** SET EXERCISE **
Reproduce everything from the line containing "horse-name-link[interactable]: ダンストンアンセム <box>150" down to the line containing "jockey-cell: 松井伸也 <box>602 661 783 704</box>", swapping every "horse-name-cell" for "runner-name-cell" and leaving all else unchanged.
:::::
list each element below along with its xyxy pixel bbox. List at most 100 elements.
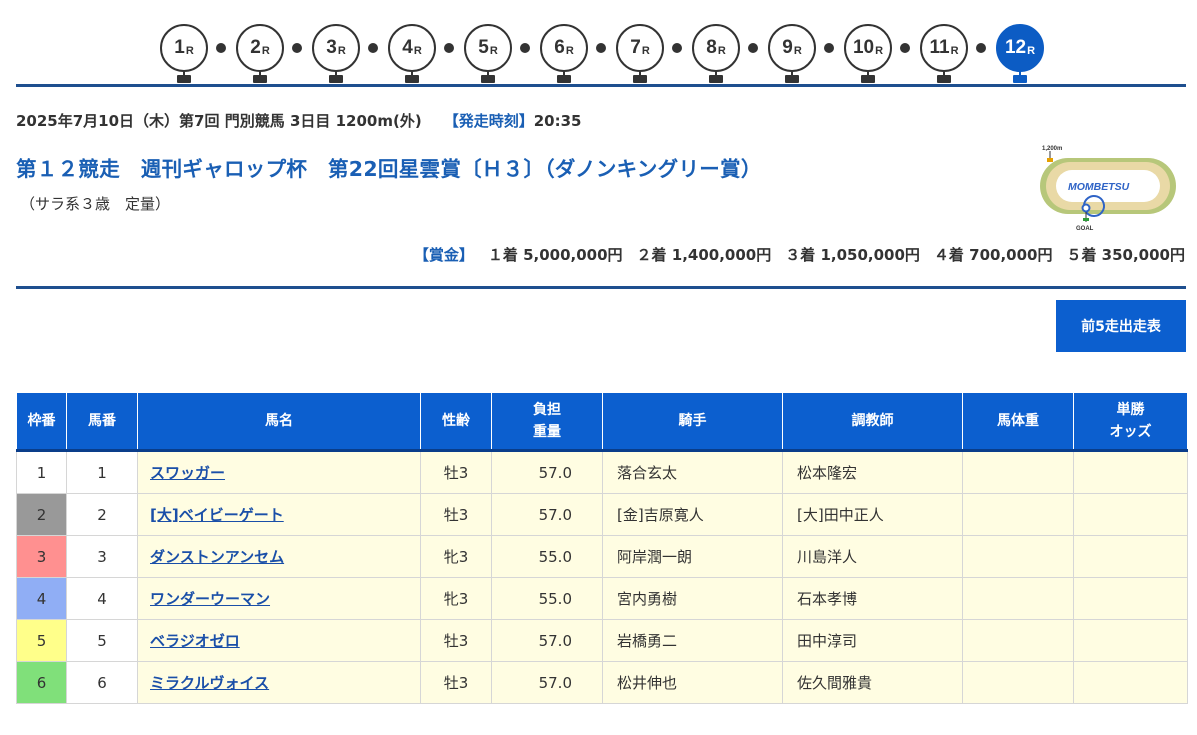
horse-name-link[interactable]: ダンストンアンセム <box>150 548 284 566</box>
race-number: 7 <box>630 37 641 58</box>
top-divider <box>16 84 1186 87</box>
race-separator-dot <box>900 43 910 53</box>
header-odds[interactable]: 単勝 オッズ <box>1073 392 1188 452</box>
horse-name-cell: [大]ベイビーゲート <box>137 493 421 536</box>
trainer-cell: 石本孝博 <box>782 577 963 620</box>
weight-cell: 55.0 <box>491 577 603 620</box>
race-button-7[interactable]: 7R <box>616 24 664 84</box>
race-number: 12 <box>1004 37 1027 58</box>
horse-name-cell: ミラクルヴォイス <box>137 661 421 704</box>
race-date-venue: 2025年7月10日（木）第7回 門別競馬 3日目 1200m(外) <box>16 112 422 130</box>
race-number-badge: 7R <box>616 24 664 72</box>
sex-age-cell: 牝3 <box>420 535 492 578</box>
race-pin-foot <box>937 75 951 83</box>
odds-cell <box>1073 493 1188 536</box>
umaban-cell: 4 <box>66 577 138 620</box>
waku-cell: 1 <box>16 450 67 494</box>
race-pin-foot <box>709 75 723 83</box>
header-jockey[interactable]: 騎手 <box>602 392 783 452</box>
race-button-10[interactable]: 10 R <box>844 24 892 84</box>
race-number: 4 <box>402 37 413 58</box>
race-button-11[interactable]: 11 R <box>920 24 968 84</box>
race-separator-dot <box>292 43 302 53</box>
horse-name-link[interactable]: ワンダーウーマン <box>150 590 270 608</box>
horse-name-cell: ベラジオゼロ <box>137 619 421 662</box>
race-suffix: R <box>185 45 194 57</box>
trainer-cell: [大]田中正人 <box>782 493 963 536</box>
header-umaban[interactable]: 馬番 <box>66 392 138 452</box>
weight-cell: 57.0 <box>491 493 603 536</box>
header-odds-line2: オッズ <box>1109 424 1152 440</box>
horse-name-cell: スワッガー <box>137 450 421 494</box>
table-header-row: 枠番 馬番 馬名 性齢 負担 重量 騎手 調教師 馬体重 単勝オッズ <box>16 392 1188 452</box>
body-weight-cell <box>962 661 1074 704</box>
race-number-badge: 10 R <box>844 24 892 72</box>
horse-name-cell: ダンストンアンセム <box>137 535 421 578</box>
body-weight-cell <box>962 493 1074 536</box>
jockey-cell: 松井伸也 <box>602 661 783 704</box>
past-five-races-button[interactable]: 前5走出走表 <box>1056 300 1186 352</box>
jockey-cell: 落合玄太 <box>602 450 783 494</box>
race-number: 1 <box>174 37 185 58</box>
race-button-4[interactable]: 4R <box>388 24 436 84</box>
race-button-2[interactable]: 2R <box>236 24 284 84</box>
start-time-label: 【発走時刻】 <box>443 112 534 130</box>
horse-name-link[interactable]: スワッガー <box>150 464 225 482</box>
prize-5th: ５着 350,000円 <box>1066 246 1185 264</box>
race-number-badge: 5R <box>464 24 512 72</box>
prize-1st: １着 5,000,000円 <box>487 246 623 264</box>
sex-age-cell: 牡3 <box>420 661 492 704</box>
race-separator-dot <box>748 43 758 53</box>
race-number-badge: 2R <box>236 24 284 72</box>
header-odds-line1: 単勝 <box>1116 402 1145 418</box>
umaban-cell: 1 <box>66 450 138 494</box>
entries-table: 枠番 馬番 馬名 性齢 負担 重量 騎手 調教師 馬体重 単勝オッズ 1 1 スワッガ… <box>16 392 1188 704</box>
race-button-6[interactable]: 6R <box>540 24 588 84</box>
race-button-3[interactable]: 3R <box>312 24 360 84</box>
race-button-5[interactable]: 5R <box>464 24 512 84</box>
race-conditions: （サラ系３歳 定量） <box>20 195 171 213</box>
odds-cell <box>1073 450 1188 494</box>
umaban-cell: 5 <box>66 619 138 662</box>
table-row: 3 3 ダンストンアンセム 牝3 55.0 阿岸潤一朗 川島洋人 <box>16 535 1188 578</box>
course-map: 1,200m MOMBETSU GOAL <box>1040 146 1176 232</box>
race-title: 第１２競走 週刊ギャロップ杯 第22回星雲賞〔Ｈ３〕（ダノンキングリー賞） <box>16 157 762 181</box>
race-suffix: R <box>261 45 270 57</box>
race-separator-dot <box>216 43 226 53</box>
race-pin-foot <box>785 75 799 83</box>
header-weight[interactable]: 負担 重量 <box>491 392 603 452</box>
info-divider <box>16 286 1186 289</box>
race-button-8[interactable]: 8R <box>692 24 740 84</box>
horse-name-link[interactable]: [大]ベイビーゲート <box>150 506 284 524</box>
waku-cell: 4 <box>16 577 67 620</box>
course-distance-label: 1,200m <box>1042 146 1062 152</box>
header-trainer[interactable]: 調教師 <box>782 392 963 452</box>
start-time: 20:35 <box>533 112 582 130</box>
race-number-badge: 4R <box>388 24 436 72</box>
body-weight-cell <box>962 577 1074 620</box>
sex-age-cell: 牡3 <box>420 619 492 662</box>
race-number: 11 <box>929 37 950 58</box>
race-button-1[interactable]: 1R <box>160 24 208 84</box>
race-number: 2 <box>250 37 261 58</box>
table-row: 6 6 ミラクルヴォイス 牡3 57.0 松井伸也 佐久間雅貴 <box>16 661 1188 704</box>
course-track-name: MOMBETSU <box>1068 181 1130 193</box>
race-button-12[interactable]: 12 R <box>996 24 1044 84</box>
horse-name-link[interactable]: ミラクルヴォイス <box>150 674 269 692</box>
body-weight-cell <box>962 619 1074 662</box>
weight-cell: 57.0 <box>491 661 603 704</box>
header-body-weight[interactable]: 馬体重 <box>962 392 1074 452</box>
race-pin-foot <box>861 75 875 83</box>
trainer-cell: 松本隆宏 <box>782 450 963 494</box>
header-sex-age[interactable]: 性齢 <box>420 392 492 452</box>
table-row: 4 4 ワンダーウーマン 牝3 55.0 宮内勇樹 石本孝博 <box>16 577 1188 620</box>
umaban-cell: 3 <box>66 535 138 578</box>
header-horse-name[interactable]: 馬名 <box>137 392 421 452</box>
prize-2nd: ２着 1,400,000円 <box>636 246 772 264</box>
horse-name-link[interactable]: ベラジオゼロ <box>150 632 240 650</box>
race-pin-foot <box>481 75 495 83</box>
race-separator-dot <box>444 43 454 53</box>
header-waku[interactable]: 枠番 <box>16 392 67 452</box>
race-button-9[interactable]: 9R <box>768 24 816 84</box>
race-pin-foot <box>177 75 191 83</box>
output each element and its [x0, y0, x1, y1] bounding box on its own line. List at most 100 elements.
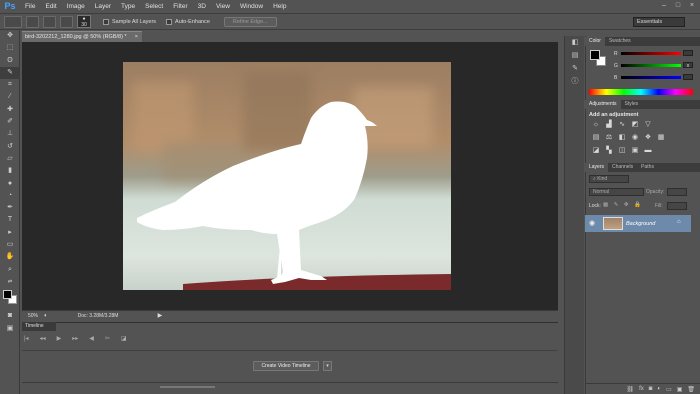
panel-foreground-swatch[interactable] — [590, 50, 600, 60]
threshold-icon[interactable]: ◫ — [618, 147, 626, 155]
tab-styles[interactable]: Styles — [621, 100, 643, 109]
lasso-tool-icon[interactable]: ʘ — [0, 55, 20, 67]
swap-colors-icon[interactable]: ⇄ — [0, 276, 20, 288]
invert-icon[interactable]: ◪ — [592, 147, 600, 155]
quick-selection-tool-icon[interactable]: ✎ — [0, 66, 20, 80]
layer-visibility-eye-icon[interactable]: ◉ — [589, 219, 595, 227]
type-tool-icon[interactable]: T — [0, 214, 20, 226]
color-lookup-icon[interactable]: ▦ — [657, 134, 665, 142]
crop-tool-icon[interactable]: ⌗ — [0, 79, 20, 91]
info-panel-icon[interactable]: ⓘ — [565, 75, 585, 88]
black-white-icon[interactable]: ◧ — [618, 134, 626, 142]
posterize-icon[interactable]: ▚ — [605, 147, 613, 155]
healing-brush-tool-icon[interactable]: ✚ — [0, 104, 20, 116]
red-slider[interactable]: R — [614, 50, 694, 57]
new-group-icon[interactable]: ▭ — [666, 386, 672, 393]
pen-tool-icon[interactable]: ✒ — [0, 202, 20, 214]
next-frame-icon[interactable]: ▸▸ — [72, 335, 78, 342]
tab-adjustments[interactable]: Adjustments — [585, 100, 621, 109]
path-selection-tool-icon[interactable]: ▸ — [0, 227, 20, 239]
menu-edit[interactable]: Edit — [40, 0, 61, 13]
status-menu-arrow-icon[interactable]: ▶ — [158, 312, 163, 319]
auto-enhance-option[interactable]: Auto-Enhance — [166, 18, 210, 25]
rectangle-tool-icon[interactable]: ▭ — [0, 239, 20, 251]
tab-paths[interactable]: Paths — [637, 163, 658, 172]
clone-stamp-tool-icon[interactable]: ⊥ — [0, 128, 20, 140]
selective-color-icon[interactable]: ▣ — [631, 147, 639, 155]
timeline-tab[interactable]: Timeline — [22, 322, 56, 331]
menu-view[interactable]: View — [211, 0, 235, 13]
brush-size-picker[interactable]: ● 30 — [77, 15, 91, 28]
blur-tool-icon[interactable]: ● — [0, 178, 20, 190]
document-tab[interactable]: bird-3202212_1280.jpg @ 50% (RGB/8) * × — [22, 31, 142, 42]
brightness-contrast-icon[interactable]: ☼ — [592, 121, 600, 129]
create-video-timeline-button[interactable]: Create Video Timeline — [253, 361, 319, 371]
curves-icon[interactable]: ∿ — [618, 121, 626, 129]
brush-panel-icon[interactable]: ✎ — [565, 62, 585, 75]
add-to-selection-icon[interactable] — [43, 15, 56, 28]
close-button[interactable]: × — [688, 2, 696, 10]
auto-enhance-checkbox[interactable] — [166, 18, 173, 25]
photo-filter-icon[interactable]: ◉ — [631, 134, 639, 142]
tab-layers[interactable]: Layers — [585, 163, 609, 172]
gradient-map-icon[interactable]: ▬ — [644, 147, 652, 155]
fill-field[interactable] — [667, 202, 687, 210]
document-image[interactable] — [123, 62, 451, 290]
menu-help[interactable]: Help — [268, 0, 291, 13]
link-layers-icon[interactable]: ⛓ — [626, 386, 634, 393]
quick-mask-icon[interactable]: ◙ — [0, 310, 20, 322]
audio-icon[interactable]: ◀ — [89, 335, 94, 342]
properties-panel-icon[interactable]: ▤ — [565, 49, 585, 62]
opacity-field[interactable] — [667, 188, 687, 196]
screen-mode-icon[interactable]: ▣ — [0, 323, 20, 335]
new-selection-brush-icon[interactable] — [26, 15, 39, 28]
sample-all-layers-option[interactable]: Sample All Layers — [103, 18, 156, 25]
history-panel-icon[interactable]: ◧ — [565, 36, 585, 49]
new-adjustment-layer-icon[interactable]: ◐ — [657, 386, 661, 392]
blue-slider[interactable]: B — [614, 74, 694, 81]
color-balance-icon[interactable]: ⚖ — [605, 134, 613, 142]
split-icon[interactable]: ✂ — [105, 335, 110, 342]
tab-color[interactable]: Color — [585, 37, 605, 46]
tab-channels[interactable]: Channels — [608, 163, 637, 172]
move-tool-icon[interactable]: ✥ — [0, 30, 20, 42]
tool-preset-picker[interactable] — [4, 15, 22, 28]
blend-mode-dropdown[interactable]: Normal — [589, 188, 644, 196]
layer-name[interactable]: Background — [626, 221, 655, 227]
sample-all-layers-checkbox[interactable] — [103, 18, 109, 25]
layer-style-icon[interactable]: fx — [639, 386, 644, 392]
hand-tool-icon[interactable]: ✋ — [0, 251, 20, 263]
go-to-first-frame-icon[interactable]: |◂ — [24, 335, 29, 342]
previous-frame-icon[interactable]: ◂◂ — [40, 335, 46, 342]
play-icon[interactable]: ▶ — [57, 335, 62, 342]
delete-layer-icon[interactable]: 🗑 — [687, 386, 695, 393]
transition-icon[interactable]: ◪ — [121, 335, 127, 342]
green-slider[interactable]: G 0 — [614, 62, 694, 69]
levels-icon[interactable]: ▟ — [605, 121, 613, 129]
menu-layer[interactable]: Layer — [90, 0, 116, 13]
foreground-color-swatch[interactable] — [3, 290, 12, 300]
refine-edge-button[interactable]: Refine Edge... — [223, 16, 277, 27]
layer-filter-dropdown[interactable]: ⌕ Kind — [589, 175, 629, 183]
gradient-tool-icon[interactable]: ▮ — [0, 165, 20, 177]
document-size[interactable]: Doc: 3.28M/3.28M — [78, 313, 158, 319]
foreground-background-colors[interactable] — [0, 288, 20, 310]
menu-type[interactable]: Type — [116, 0, 140, 13]
menu-filter[interactable]: Filter — [168, 0, 192, 13]
zoom-level[interactable]: 50% — [22, 313, 44, 319]
subtract-from-selection-icon[interactable] — [60, 15, 73, 28]
vibrance-icon[interactable]: ▽ — [644, 121, 652, 129]
minimize-button[interactable]: – — [660, 2, 668, 10]
new-layer-icon[interactable]: ▣ — [677, 386, 683, 393]
history-brush-tool-icon[interactable]: ↺ — [0, 141, 20, 153]
zoom-tool-icon[interactable]: ⌕ — [0, 264, 20, 276]
create-timeline-dropdown-icon[interactable]: ▾ — [323, 361, 332, 371]
hue-saturation-icon[interactable]: ▤ — [592, 134, 600, 142]
menu-select[interactable]: Select — [140, 0, 168, 13]
tab-swatches[interactable]: Swatches — [605, 37, 635, 46]
workspace-dropdown[interactable]: Essentials — [633, 17, 685, 27]
menu-3d[interactable]: 3D — [193, 0, 211, 13]
dodge-tool-icon[interactable]: ◔ — [0, 190, 20, 202]
menu-file[interactable]: File — [20, 0, 40, 13]
maximize-button[interactable]: □ — [674, 2, 682, 10]
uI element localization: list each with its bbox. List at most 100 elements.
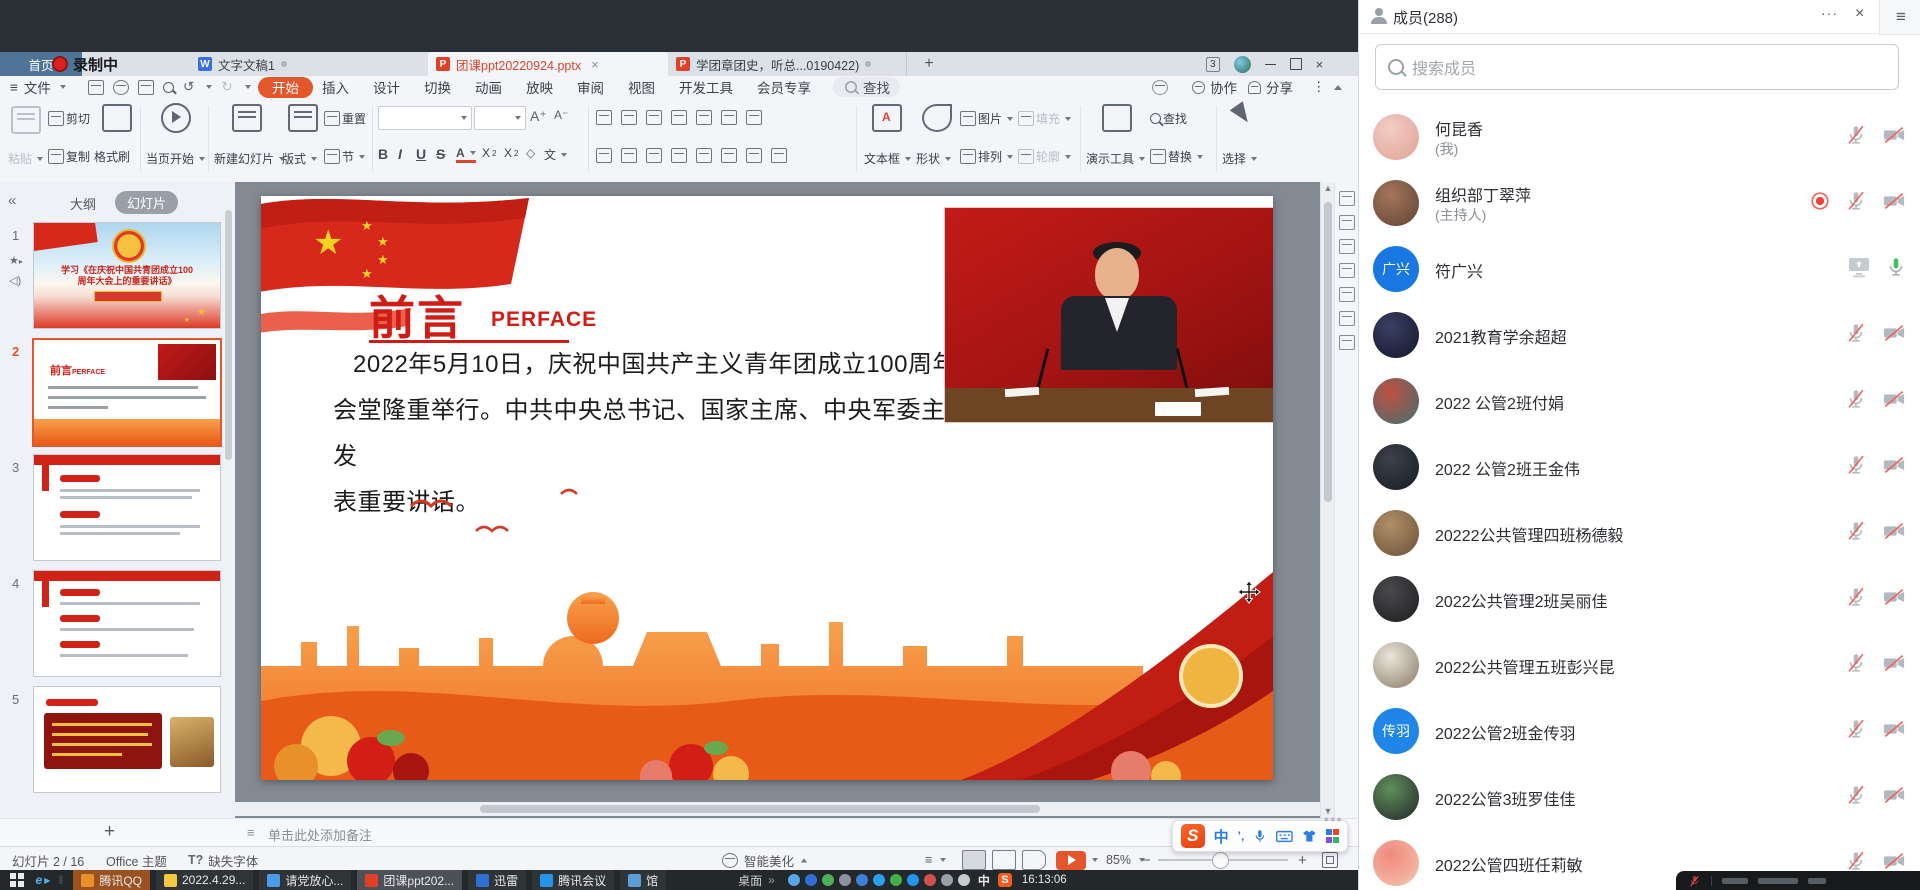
:::::
** EXPECTED ANSWER **
horse-name-link[interactable]: ダンストンアンセム <box>150 548 284 566</box>
race-number: 7 <box>630 37 641 58</box>
top-divider <box>16 84 1186 87</box>
race-separator-dot <box>900 43 910 53</box>
header-odds[interactable]: 単勝 オッズ <box>1073 392 1188 452</box>
runner-name-cell: [大]ベイビーゲート <box>137 493 421 536</box>
trainer-cell: 石本孝博 <box>782 577 963 620</box>
weight-cell: 55.0 <box>491 577 603 620</box>
race-button-7[interactable]: 7R <box>616 24 664 84</box>
race-number: 12 <box>1004 37 1027 58</box>
runner-name-cell: ミラクルヴォイス <box>137 661 421 704</box>
race-date-venue: 2025年7月10日（木）第7回 門別競馬 3日目 1200m(外) <box>16 112 422 130</box>
race-number-badge: 7R <box>616 24 664 72</box>
sex-age-cell: 牝3 <box>420 535 492 578</box>
race-pin-foot <box>937 75 951 83</box>
odds-cell <box>1073 493 1188 536</box>
umaban-cell: 4 <box>66 577 138 620</box>
waku-cell: 1 <box>16 450 67 494</box>
race-pin-foot <box>709 75 723 83</box>
header-jockey[interactable]: 騎手 <box>602 392 783 452</box>
race-button-10[interactable]: 10 R <box>844 24 892 84</box>
race-number: 4 <box>402 37 413 58</box>
race-button-11[interactable]: 11 R <box>920 24 968 84</box>
race-separator-dot <box>292 43 302 53</box>
horse-name-link[interactable]: ワンダーウーマン <box>150 590 270 608</box>
runner-name-cell: ベラジオゼロ <box>137 619 421 662</box>
race-suffix: R <box>185 45 194 57</box>
trainer-cell: [大]田中正人 <box>782 493 963 536</box>
header-umaban[interactable]: 馬番 <box>66 392 138 452</box>
weight-cell: 57.0 <box>491 493 603 536</box>
header-odds-line2: オッズ <box>1109 424 1152 440</box>
runner-name-cell: スワッガー <box>137 450 421 494</box>
table-header-row: 枠番 馬番 馬名 性齢 負担 重量 騎手 調教師 馬体重 単勝オッズ <box>16 392 1188 452</box>
body-weight-cell <box>962 661 1074 704</box>
race-number-badge: 10 R <box>844 24 892 72</box>
runner-name-cell: ダンストンアンセム <box>137 535 421 578</box>
body-weight-cell <box>962 493 1074 536</box>
jockey-cell: 松井伸也 <box>602 661 783 704</box>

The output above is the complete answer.